» **Instructions for the task**:
Leaving out the pictures, retype all the material exactly.

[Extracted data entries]
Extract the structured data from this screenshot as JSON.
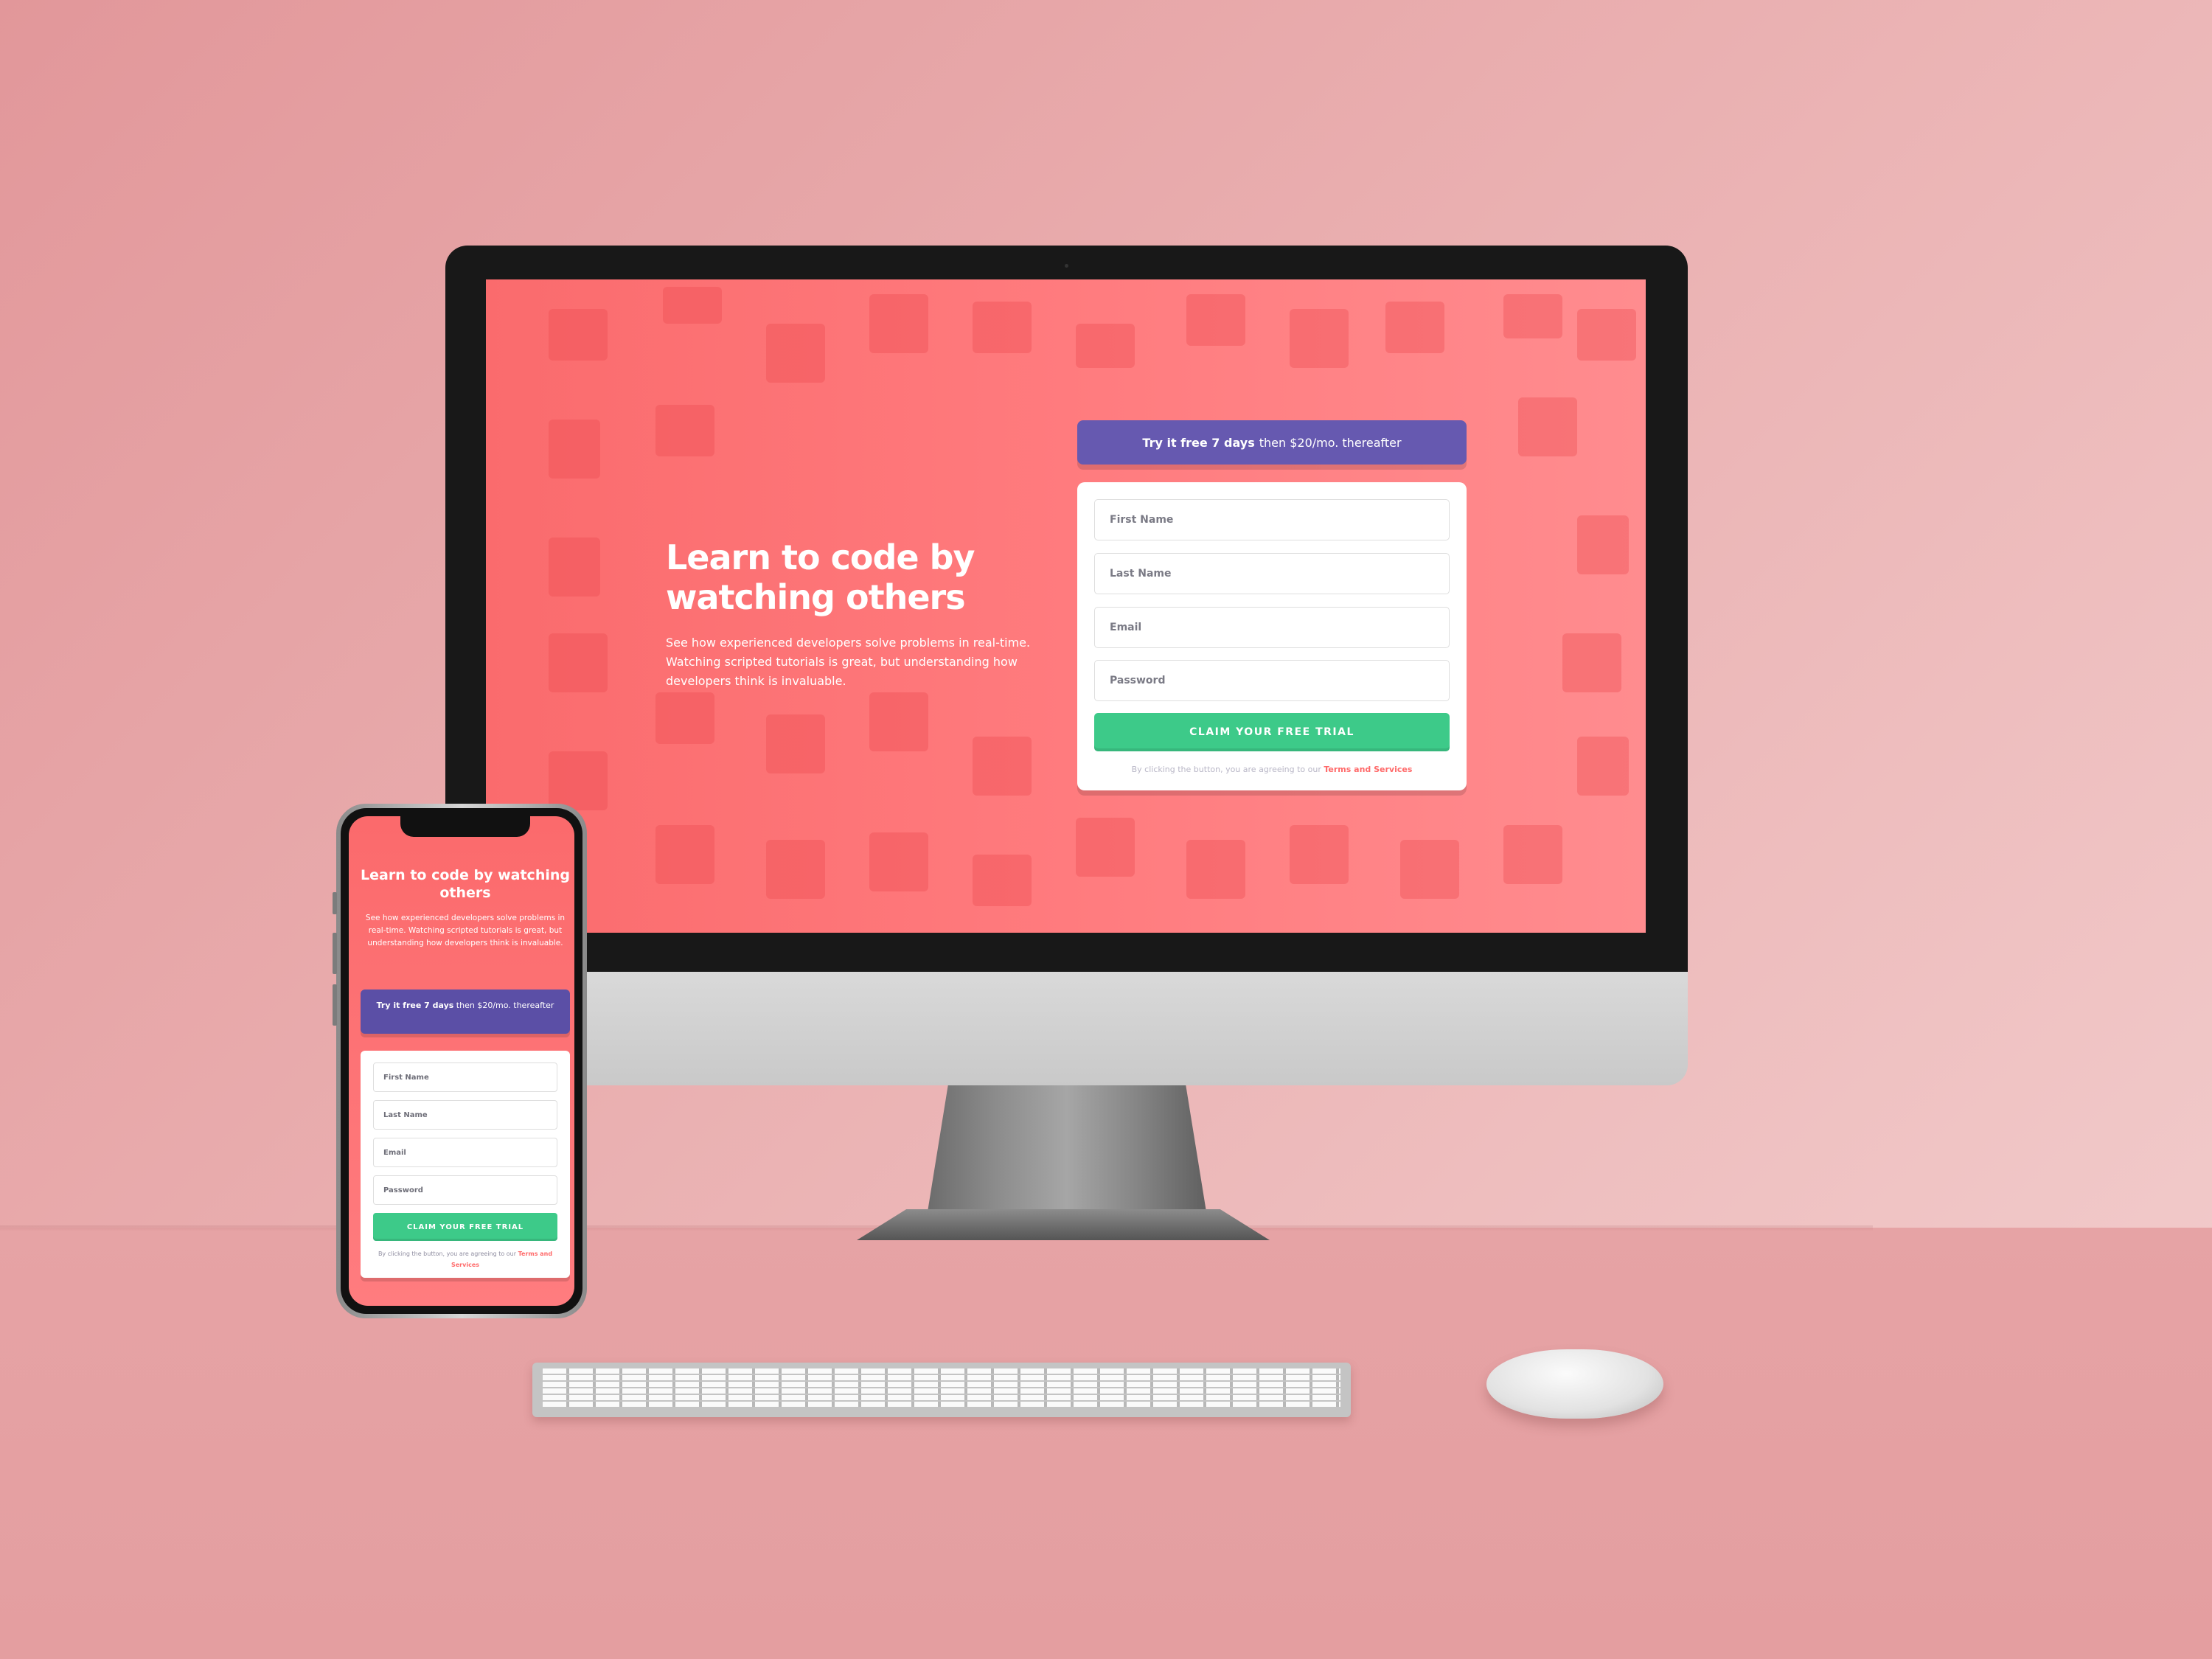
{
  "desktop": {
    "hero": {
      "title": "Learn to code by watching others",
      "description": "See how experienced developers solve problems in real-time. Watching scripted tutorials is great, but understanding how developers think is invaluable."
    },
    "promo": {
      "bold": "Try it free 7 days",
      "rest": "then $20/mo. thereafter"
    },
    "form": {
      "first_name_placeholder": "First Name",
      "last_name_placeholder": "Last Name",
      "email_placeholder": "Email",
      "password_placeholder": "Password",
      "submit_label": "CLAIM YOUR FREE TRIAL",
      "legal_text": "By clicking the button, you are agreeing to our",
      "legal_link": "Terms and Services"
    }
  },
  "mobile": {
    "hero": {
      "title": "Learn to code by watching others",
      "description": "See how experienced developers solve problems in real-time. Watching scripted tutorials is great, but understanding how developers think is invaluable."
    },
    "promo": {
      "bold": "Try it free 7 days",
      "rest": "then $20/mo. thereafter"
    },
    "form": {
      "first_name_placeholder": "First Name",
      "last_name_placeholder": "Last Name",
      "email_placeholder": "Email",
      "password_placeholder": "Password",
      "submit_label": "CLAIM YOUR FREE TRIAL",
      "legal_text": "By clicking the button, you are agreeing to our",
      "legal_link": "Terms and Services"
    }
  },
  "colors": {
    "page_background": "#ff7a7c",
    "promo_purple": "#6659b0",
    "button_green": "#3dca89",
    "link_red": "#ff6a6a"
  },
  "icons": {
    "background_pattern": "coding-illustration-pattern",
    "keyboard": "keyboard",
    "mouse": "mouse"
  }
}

» **Answer to the task**:
Extract the structured data from this screenshot as JSON.
{
  "desktop": {
    "hero": {
      "title": "Learn to code by watching others",
      "description": "See how experienced developers solve problems in real-time. Watching scripted tutorials is great, but understanding how developers think is invaluable."
    },
    "promo": {
      "bold": "Try it free 7 days",
      "rest": "then $20/mo. thereafter"
    },
    "form": {
      "first_name_placeholder": "First Name",
      "last_name_placeholder": "Last Name",
      "email_placeholder": "Email",
      "password_placeholder": "Password",
      "submit_label": "CLAIM YOUR FREE TRIAL",
      "legal_text": "By clicking the button, you are agreeing to our",
      "legal_link": "Terms and Services"
    }
  },
  "mobile": {
    "hero": {
      "title": "Learn to code by watching others",
      "description": "See how experienced developers solve problems in real-time. Watching scripted tutorials is great, but understanding how developers think is invaluable."
    },
    "promo": {
      "bold": "Try it free 7 days",
      "rest": "then $20/mo. thereafter"
    },
    "form": {
      "first_name_placeholder": "First Name",
      "last_name_placeholder": "Last Name",
      "email_placeholder": "Email",
      "password_placeholder": "Password",
      "submit_label": "CLAIM YOUR FREE TRIAL",
      "legal_text": "By clicking the button, you are agreeing to our",
      "legal_link": "Terms and Services"
    }
  },
  "colors": {
    "page_background": "#ff7a7c",
    "promo_purple": "#6659b0",
    "button_green": "#3dca89",
    "link_red": "#ff6a6a"
  },
  "icons": {
    "background_pattern": "coding-illustration-pattern",
    "keyboard": "keyboard",
    "mouse": "mouse"
  }
}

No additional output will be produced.